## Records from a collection
===

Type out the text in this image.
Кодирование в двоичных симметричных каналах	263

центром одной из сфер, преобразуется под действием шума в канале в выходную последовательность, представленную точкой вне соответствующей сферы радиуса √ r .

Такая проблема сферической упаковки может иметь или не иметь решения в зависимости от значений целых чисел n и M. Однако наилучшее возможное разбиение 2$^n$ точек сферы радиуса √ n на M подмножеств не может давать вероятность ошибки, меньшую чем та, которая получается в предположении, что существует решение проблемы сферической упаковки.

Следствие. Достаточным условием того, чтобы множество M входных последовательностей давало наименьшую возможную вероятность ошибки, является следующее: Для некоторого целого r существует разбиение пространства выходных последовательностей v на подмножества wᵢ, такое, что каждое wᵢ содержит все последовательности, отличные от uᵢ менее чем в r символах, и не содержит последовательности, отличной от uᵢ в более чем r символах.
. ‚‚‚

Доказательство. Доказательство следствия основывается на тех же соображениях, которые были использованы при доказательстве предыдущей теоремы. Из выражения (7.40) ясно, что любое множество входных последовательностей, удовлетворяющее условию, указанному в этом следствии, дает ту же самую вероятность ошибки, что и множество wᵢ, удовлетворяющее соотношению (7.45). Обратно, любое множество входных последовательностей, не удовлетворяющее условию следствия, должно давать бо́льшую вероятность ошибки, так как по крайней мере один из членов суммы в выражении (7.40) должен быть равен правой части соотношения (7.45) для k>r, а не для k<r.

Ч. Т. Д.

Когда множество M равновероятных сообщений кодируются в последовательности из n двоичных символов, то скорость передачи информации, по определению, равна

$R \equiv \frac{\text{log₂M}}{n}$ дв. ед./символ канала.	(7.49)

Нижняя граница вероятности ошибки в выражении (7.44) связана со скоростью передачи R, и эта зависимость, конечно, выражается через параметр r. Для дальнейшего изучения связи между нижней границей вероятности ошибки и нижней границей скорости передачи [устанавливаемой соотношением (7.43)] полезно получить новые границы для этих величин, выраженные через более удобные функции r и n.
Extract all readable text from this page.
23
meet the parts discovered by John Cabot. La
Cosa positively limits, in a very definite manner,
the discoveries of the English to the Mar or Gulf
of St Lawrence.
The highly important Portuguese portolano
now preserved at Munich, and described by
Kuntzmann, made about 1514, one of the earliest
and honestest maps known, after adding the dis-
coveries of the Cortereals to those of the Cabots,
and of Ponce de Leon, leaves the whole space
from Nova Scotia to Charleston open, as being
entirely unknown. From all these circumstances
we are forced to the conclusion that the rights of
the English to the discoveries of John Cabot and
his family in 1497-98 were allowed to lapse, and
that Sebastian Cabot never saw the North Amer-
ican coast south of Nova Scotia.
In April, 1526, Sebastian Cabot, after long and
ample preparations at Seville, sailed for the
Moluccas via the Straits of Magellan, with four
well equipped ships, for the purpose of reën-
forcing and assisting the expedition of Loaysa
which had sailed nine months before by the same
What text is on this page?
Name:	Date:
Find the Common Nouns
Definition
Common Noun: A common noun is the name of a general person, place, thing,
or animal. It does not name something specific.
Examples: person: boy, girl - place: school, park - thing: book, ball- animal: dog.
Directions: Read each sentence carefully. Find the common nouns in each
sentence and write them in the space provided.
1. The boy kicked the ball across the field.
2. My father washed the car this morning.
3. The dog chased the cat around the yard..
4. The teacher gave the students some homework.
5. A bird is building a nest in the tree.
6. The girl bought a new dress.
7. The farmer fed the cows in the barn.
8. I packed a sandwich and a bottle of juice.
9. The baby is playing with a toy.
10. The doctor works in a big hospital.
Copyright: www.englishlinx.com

===

## EXERCISE DESCRIPTION
Please set down all the data word for word.

## TASK OUTPUT
Type out the text in this image.
Кодирование в двоичных симметричных каналах	263

центром одной из сфер, преобразуется под действием шума в канале в выходную последовательность, представленную точкой вне соответствующей сферы радиуса √ r .

Такая проблема сферической упаковки может иметь или не иметь решения в зависимости от значений целых чисел n и M. Однако наилучшее возможное разбиение 2$^n$ точек сферы радиуса √ n на M подмножеств не может давать вероятность ошибки, меньшую чем та, которая получается в предположении, что существует решение проблемы сферической упаковки.

Следствие. Достаточным условием того, чтобы множество M входных последовательностей давало наименьшую возможную вероятность ошибки, является следующее: Для некоторого целого r существует разбиение пространства выходных последовательностей v на подмножества wᵢ, такое, что каждое wᵢ содержит все последовательности, отличные от uᵢ менее чем в r символах, и не содержит последовательности, отличной от uᵢ в более чем r символах.
. ‚‚‚

Доказательство. Доказательство следствия основывается на тех же соображениях, которые были использованы при доказательстве предыдущей теоремы. Из выражения (7.40) ясно, что любое множество входных последовательностей, удовлетворяющее условию, указанному в этом следствии, дает ту же самую вероятность ошибки, что и множество wᵢ, удовлетворяющее соотношению (7.45). Обратно, любое множество входных последовательностей, не удовлетворяющее условию следствия, должно давать бо́льшую вероятность ошибки, так как по крайней мере один из членов суммы в выражении (7.40) должен быть равен правой части соотношения (7.45) для k>r, а не для k<r.

Ч. Т. Д.

Когда множество M равновероятных сообщений кодируются в последовательности из n двоичных символов, то скорость передачи информации, по определению, равна

$R \equiv \frac{\text{log₂M}}{n}$ дв. ед./символ канала.	(7.49)

Нижняя граница вероятности ошибки в выражении (7.44) связана со скоростью передачи R, и эта зависимость, конечно, выражается через параметр r. Для дальнейшего изучения связи между нижней границей вероятности ошибки и нижней границей скорости передачи [устанавливаемой соотношением (7.43)] полезно получить новые границы для этих величин, выраженные через более удобные функции r и n.
Extract all readable text from this page.
23
meet the parts discovered by John Cabot. La
Cosa positively limits, in a very definite manner,
the discoveries of the English to the Mar or Gulf
of St Lawrence.
The highly important Portuguese portolano
now preserved at Munich, and described by
Kuntzmann, made about 1514, one of the earliest
and honestest maps known, after adding the dis-
coveries of the Cortereals to those of the Cabots,
and of Ponce de Leon, leaves the whole space
from Nova Scotia to Charleston open, as being
entirely unknown. From all these circumstances
we are forced to the conclusion that the rights of
the English to the discoveries of John Cabot and
his family in 1497-98 were allowed to lapse, and
that Sebastian Cabot never saw the North Amer-
ican coast south of Nova Scotia.
In April, 1526, Sebastian Cabot, after long and
ample preparations at Seville, sailed for the
Moluccas via the Straits of Magellan, with four
well equipped ships, for the purpose of reën-
forcing and assisting the expedition of Loaysa
which had sailed nine months before by the same
What text is on this page?
Name:	Date:
Find the Common Nouns
Definition
Common Noun: A common noun is the name of a general person, place, thing,
or animal. It does not name something specific.
Examples: person: boy, girl - place: school, park - thing: book, ball- animal: dog.
Directions: Read each sentence carefully. Find the common nouns in each
sentence and write them in the space provided.
1. The boy kicked the ball across the field.
2. My father washed the car this morning.
3. The dog chased the cat around the yard..
4. The teacher gave the students some homework.
5. A bird is building a nest in the tree.
6. The girl bought a new dress.
7. The farmer fed the cows in the barn.
8. I packed a sandwich and a bottle of juice.
9. The baby is playing with a toy.
10. The doctor works in a big hospital.
Copyright: www.englishlinx.com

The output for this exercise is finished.